Figure dataset records:
** BEGIN **
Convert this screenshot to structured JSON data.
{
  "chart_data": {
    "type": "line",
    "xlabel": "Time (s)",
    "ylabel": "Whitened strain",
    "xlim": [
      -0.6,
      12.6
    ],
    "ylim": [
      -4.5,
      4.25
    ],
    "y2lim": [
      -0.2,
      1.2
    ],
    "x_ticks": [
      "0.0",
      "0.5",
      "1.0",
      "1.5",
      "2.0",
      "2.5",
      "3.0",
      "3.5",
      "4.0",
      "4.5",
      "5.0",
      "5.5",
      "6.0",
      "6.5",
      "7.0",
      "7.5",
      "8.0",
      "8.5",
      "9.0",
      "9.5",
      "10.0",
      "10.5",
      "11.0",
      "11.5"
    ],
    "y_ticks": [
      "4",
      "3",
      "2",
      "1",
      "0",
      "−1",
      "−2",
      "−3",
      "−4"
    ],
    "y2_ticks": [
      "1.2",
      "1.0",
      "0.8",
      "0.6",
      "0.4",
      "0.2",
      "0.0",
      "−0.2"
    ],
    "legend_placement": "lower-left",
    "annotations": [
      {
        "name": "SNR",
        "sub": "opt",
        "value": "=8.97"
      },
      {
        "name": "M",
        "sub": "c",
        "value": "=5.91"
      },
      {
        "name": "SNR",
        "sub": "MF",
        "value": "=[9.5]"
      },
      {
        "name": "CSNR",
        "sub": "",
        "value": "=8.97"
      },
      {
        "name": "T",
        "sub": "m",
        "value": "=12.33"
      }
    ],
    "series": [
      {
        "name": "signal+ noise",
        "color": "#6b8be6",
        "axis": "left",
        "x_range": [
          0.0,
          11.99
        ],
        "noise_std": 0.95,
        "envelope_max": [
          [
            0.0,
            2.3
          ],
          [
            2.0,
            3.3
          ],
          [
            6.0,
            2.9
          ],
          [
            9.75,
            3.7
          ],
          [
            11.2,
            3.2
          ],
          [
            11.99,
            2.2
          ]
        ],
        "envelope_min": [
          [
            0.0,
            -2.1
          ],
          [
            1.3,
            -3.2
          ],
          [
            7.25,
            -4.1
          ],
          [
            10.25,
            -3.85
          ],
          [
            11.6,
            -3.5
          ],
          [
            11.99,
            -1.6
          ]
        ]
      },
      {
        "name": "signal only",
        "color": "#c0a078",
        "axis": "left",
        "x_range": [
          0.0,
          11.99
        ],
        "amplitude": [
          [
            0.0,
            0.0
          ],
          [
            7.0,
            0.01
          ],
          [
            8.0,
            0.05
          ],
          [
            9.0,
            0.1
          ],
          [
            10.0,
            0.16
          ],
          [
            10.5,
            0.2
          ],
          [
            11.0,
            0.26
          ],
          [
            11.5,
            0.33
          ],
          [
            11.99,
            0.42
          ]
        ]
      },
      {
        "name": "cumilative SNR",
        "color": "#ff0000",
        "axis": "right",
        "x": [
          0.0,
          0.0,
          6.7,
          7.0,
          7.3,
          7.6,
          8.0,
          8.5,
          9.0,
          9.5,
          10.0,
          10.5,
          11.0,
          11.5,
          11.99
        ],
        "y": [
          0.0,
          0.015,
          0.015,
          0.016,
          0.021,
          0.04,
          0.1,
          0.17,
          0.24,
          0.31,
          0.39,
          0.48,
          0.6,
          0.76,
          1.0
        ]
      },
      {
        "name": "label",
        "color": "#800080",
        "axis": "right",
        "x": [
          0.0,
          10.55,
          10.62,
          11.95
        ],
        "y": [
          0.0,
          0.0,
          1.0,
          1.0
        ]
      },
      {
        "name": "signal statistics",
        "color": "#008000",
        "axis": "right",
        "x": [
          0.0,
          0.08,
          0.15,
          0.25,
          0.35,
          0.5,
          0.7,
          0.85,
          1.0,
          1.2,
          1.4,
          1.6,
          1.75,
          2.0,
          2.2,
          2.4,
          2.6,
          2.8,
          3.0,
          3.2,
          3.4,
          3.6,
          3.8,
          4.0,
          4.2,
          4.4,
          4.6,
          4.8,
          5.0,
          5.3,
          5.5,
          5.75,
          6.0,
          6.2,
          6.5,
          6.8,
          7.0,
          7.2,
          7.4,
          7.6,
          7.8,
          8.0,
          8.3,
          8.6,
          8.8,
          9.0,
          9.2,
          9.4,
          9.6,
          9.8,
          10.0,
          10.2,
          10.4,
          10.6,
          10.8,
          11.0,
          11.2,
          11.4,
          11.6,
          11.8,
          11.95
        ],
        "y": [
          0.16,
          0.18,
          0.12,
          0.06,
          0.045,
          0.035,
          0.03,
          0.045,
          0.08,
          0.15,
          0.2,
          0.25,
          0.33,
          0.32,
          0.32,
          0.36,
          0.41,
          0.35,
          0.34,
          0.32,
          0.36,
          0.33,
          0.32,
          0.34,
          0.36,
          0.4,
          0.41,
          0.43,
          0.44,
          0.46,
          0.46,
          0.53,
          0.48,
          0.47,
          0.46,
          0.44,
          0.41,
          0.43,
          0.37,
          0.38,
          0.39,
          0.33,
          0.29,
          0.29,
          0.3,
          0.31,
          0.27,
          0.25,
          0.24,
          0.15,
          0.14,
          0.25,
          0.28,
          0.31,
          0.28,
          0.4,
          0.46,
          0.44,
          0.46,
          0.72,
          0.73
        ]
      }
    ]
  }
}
** END **
** BEGIN **
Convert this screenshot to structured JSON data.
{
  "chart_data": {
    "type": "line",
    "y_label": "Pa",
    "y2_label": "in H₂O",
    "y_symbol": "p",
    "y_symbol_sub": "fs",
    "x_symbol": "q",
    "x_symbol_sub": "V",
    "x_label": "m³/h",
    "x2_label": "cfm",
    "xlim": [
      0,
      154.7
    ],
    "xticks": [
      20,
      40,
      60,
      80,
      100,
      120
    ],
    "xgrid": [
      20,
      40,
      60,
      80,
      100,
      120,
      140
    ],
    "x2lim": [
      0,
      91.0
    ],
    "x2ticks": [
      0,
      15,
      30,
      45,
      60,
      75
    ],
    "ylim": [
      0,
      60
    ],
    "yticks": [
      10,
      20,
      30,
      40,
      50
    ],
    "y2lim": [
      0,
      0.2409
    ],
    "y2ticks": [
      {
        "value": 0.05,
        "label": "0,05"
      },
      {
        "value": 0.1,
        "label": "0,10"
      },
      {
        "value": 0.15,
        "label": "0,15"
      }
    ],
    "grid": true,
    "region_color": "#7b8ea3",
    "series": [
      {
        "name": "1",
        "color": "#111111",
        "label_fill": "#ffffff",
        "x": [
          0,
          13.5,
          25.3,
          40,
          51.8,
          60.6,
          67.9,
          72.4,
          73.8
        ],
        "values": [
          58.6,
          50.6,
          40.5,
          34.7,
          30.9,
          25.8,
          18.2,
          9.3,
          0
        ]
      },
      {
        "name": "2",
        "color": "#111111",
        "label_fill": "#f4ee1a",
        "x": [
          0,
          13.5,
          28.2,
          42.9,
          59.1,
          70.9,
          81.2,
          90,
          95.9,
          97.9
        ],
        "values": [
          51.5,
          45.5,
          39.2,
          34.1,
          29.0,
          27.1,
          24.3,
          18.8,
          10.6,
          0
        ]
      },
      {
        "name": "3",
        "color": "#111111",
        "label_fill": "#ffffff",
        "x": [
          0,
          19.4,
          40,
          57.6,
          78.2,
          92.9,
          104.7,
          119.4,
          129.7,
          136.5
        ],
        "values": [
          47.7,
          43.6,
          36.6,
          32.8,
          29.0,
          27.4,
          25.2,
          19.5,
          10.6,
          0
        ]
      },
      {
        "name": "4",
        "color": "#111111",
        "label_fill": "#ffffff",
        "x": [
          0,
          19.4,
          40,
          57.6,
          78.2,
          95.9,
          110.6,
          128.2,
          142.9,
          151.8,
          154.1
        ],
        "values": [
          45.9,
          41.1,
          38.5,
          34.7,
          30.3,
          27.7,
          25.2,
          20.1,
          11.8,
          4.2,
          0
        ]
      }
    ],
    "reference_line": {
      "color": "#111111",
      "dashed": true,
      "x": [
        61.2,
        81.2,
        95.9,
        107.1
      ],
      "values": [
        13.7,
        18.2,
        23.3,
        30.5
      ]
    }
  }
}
** END **
** BEGIN **
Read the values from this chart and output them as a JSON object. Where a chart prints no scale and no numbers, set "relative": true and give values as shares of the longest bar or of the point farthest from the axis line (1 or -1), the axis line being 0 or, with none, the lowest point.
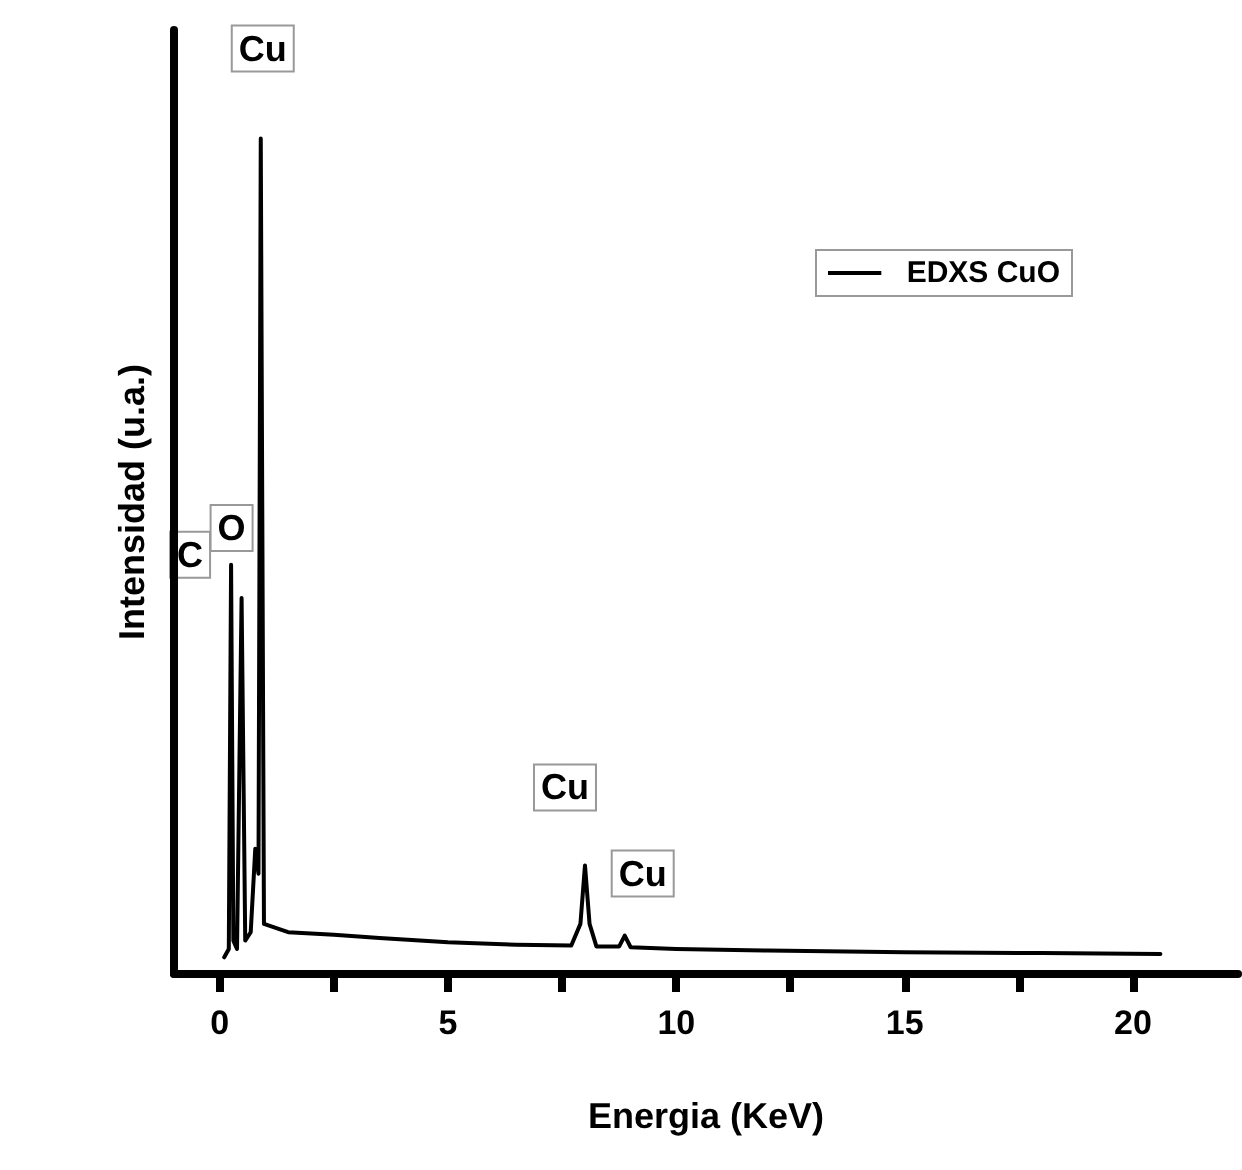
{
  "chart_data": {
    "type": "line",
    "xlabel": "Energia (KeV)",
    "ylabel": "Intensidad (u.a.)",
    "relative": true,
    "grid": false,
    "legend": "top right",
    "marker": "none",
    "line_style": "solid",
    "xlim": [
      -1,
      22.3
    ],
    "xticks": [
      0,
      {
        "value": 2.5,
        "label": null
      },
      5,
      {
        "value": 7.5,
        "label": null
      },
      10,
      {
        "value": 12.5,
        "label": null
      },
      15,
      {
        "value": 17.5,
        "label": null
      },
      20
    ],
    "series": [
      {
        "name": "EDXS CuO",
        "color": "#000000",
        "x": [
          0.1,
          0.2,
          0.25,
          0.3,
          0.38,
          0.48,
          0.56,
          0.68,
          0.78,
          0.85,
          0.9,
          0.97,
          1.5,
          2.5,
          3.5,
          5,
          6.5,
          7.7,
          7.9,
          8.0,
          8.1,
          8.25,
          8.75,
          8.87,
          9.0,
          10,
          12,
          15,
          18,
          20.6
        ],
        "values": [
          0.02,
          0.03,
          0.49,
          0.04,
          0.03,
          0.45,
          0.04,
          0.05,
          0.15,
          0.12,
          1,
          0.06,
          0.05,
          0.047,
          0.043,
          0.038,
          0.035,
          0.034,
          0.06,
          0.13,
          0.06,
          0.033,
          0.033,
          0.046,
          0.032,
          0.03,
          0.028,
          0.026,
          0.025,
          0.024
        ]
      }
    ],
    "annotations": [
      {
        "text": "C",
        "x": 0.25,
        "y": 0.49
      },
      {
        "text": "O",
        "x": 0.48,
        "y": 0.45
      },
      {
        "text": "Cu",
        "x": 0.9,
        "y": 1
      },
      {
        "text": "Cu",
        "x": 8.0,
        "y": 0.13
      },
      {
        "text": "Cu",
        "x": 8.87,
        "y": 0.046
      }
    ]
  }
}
** END **
▶ [EXERCISE DETAILS]
How many lines of the listing above include the word "relative"? Reply with the number alone.

▶ [RIGHT ANSWER]
2